What to produce: Records follow. Copy every line with "various".

Listed records:
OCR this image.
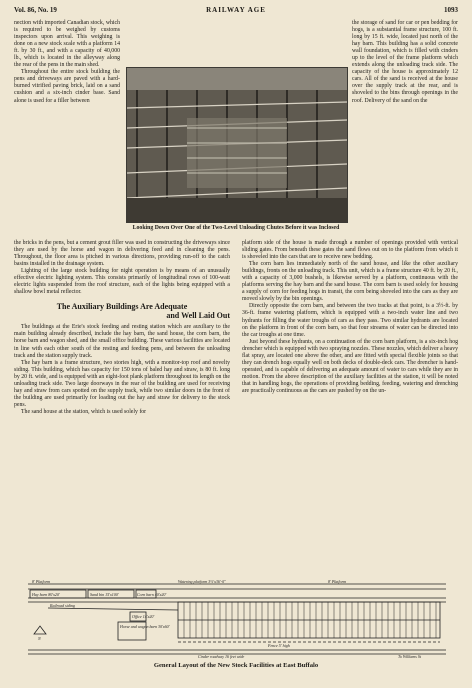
Vol. 86, No. 19	RAILWAY AGE	1093

nection with imported Canadian stock, which is required to be weighed by customs inspectors upon arrival. This weighing is done on a new stock scale with a platform 14 ft. by 30 ft., and with a capacity of 40,000 lb., which is located in the alleyway along the rear of the pens in the main shed.

Throughout the entire stock building the pens and driveways are paved with a hard-burned vitrified paving brick, laid on a sand cushion and a six-inch cinder base. Sand alone is used for a filler between

Looking Down Over One of the Two-Level Unloading Chutes Before it was Inclosed

the storage of sand for car or pen bedding for hogs, is a substantial frame structure, 100 ft. long by 15 ft. wide, located just north of the hay barn. This building has a solid concrete wall foundation, which is filled with cinders up to the level of the frame platform which extends along the unloading track side. The capacity of the house is approximately 12 cars. All of the sand is received at the house over the supply track at the rear, and is shoveled to the bins through openings in the roof. Delivery of the sand on the

the bricks in the pens, but a cement grout filler was used in constructing the driveways since they are used by the horse and wagon in delivering feed and in cleaning the pens. Throughout, the floor area is pitched in various directions, providing run-off to the catch basins installed in the drainage system.

Lighting of the large stock building for night operation is by means of an unusually effective electric lighting system. This consists primarily of longitudinal rows of 100-watt electric lights suspended from the roof structure, each of the lights being equipped with a shallow bowl metal reflector.

The Auxiliary Buildings Are Adequate
and Well Laid Out

The buildings at the Erie's stock feeding and resting station which are auxiliary to the main building already described, include the hay barn, the sand house, the corn barn, the horse barn and wagon shed, and the small office building. These various facilities are located in line with each other south of the resting and feeding pens, and between the unloading track and the station supply track.

The hay barn is a frame structure, two stories high, with a monitor-top roof and novelty siding. This building, which has capacity for 150 tons of baled hay and straw, is 80 ft. long by 20 ft. wide, and is equipped with an eight-foot plank platform throughout its length on the unloading track side. Two large doorways in the rear of the building are used for receiving hay and straw from cars spotted on the supply track, while two similar doors in the front of the building are used primarily for loading out the hay and straw for delivery to the stock pens.

The sand house at the station, which is used solely for

platform side of the house is made through a number of openings provided with vertical sliding gates. From beneath these gates the sand flows out on to the platform from which it is shoveled into the cars that are to receive new bedding.

The corn barn lies immediately north of the sand house, and like the other auxiliary buildings, fronts on the unloading track. This unit, which is a frame structure 40 ft. by 20 ft., with a capacity of 3,000 bushels, is likewise served by a platform, continuous with the platforms serving the hay barn and the sand house. The corn barn is used solely for housing a supply of corn for feeding hogs in transit, the corn being shoveled into the cars as they are moved slowly by the bin openings.

Directly opposite the corn barn, and between the two tracks at that point, is a 3½-ft. by 36-ft. frame watering platform, which is equipped with a two-inch water line and two hydrants for filling the water troughs of cars as they pass. Two similar hydrants are located on the platform in front of the corn barn, so that four streams of water can be directed into the car troughs at one time.

Just beyond these hydrants, on a continuation of the corn barn platform, is a six-inch hog drencher which is equipped with two spraying nozzles. These nozzles, which deliver a heavy flat spray, are located one above the other, and are fitted with special flexible joints so that they can drench hogs equally well on both decks of double-deck cars. The drencher is hand-operated, and is capable of delivering an adequate amount of water to cars while they are in motion. From the above description of the auxiliary facilities at the station, it will be noted that in handling hogs, the operations of providing bedding, feeding, watering and drenching are practically continuous as the cars are pushed by on the un-

8' Platform	Watering platform 3½'x36'-0"	8' Platform
Hay barn 80'x20'	Sand bin 15'x100'	Corn barn 40'x20'
Railroad siding
Office 14'x20'
Horse and wagon barn 30'x60'
Fence 5' high
Cinder roadway 16 feet wide	To Williams St
N
General Layout of the New Stock Facilities at East Buffalo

Task result:
the bricks in the pens, but a cement grout filler was used in constructing the driveways since they are used by the horse and wagon in delivering feed and in cleaning the pens. Throughout, the floor area is pitched in various directions, providing run-off to the catch basins installed in the drainage system.
The buildings at the Erie's stock feeding and resting station which are auxiliary to the main building already described, include the hay barn, the sand house, the corn barn, the horse barn and wagon shed, and the small office building. These various facilities are located in line with each other south of the resting and feeding pens, and between the unloading track and the station supply track.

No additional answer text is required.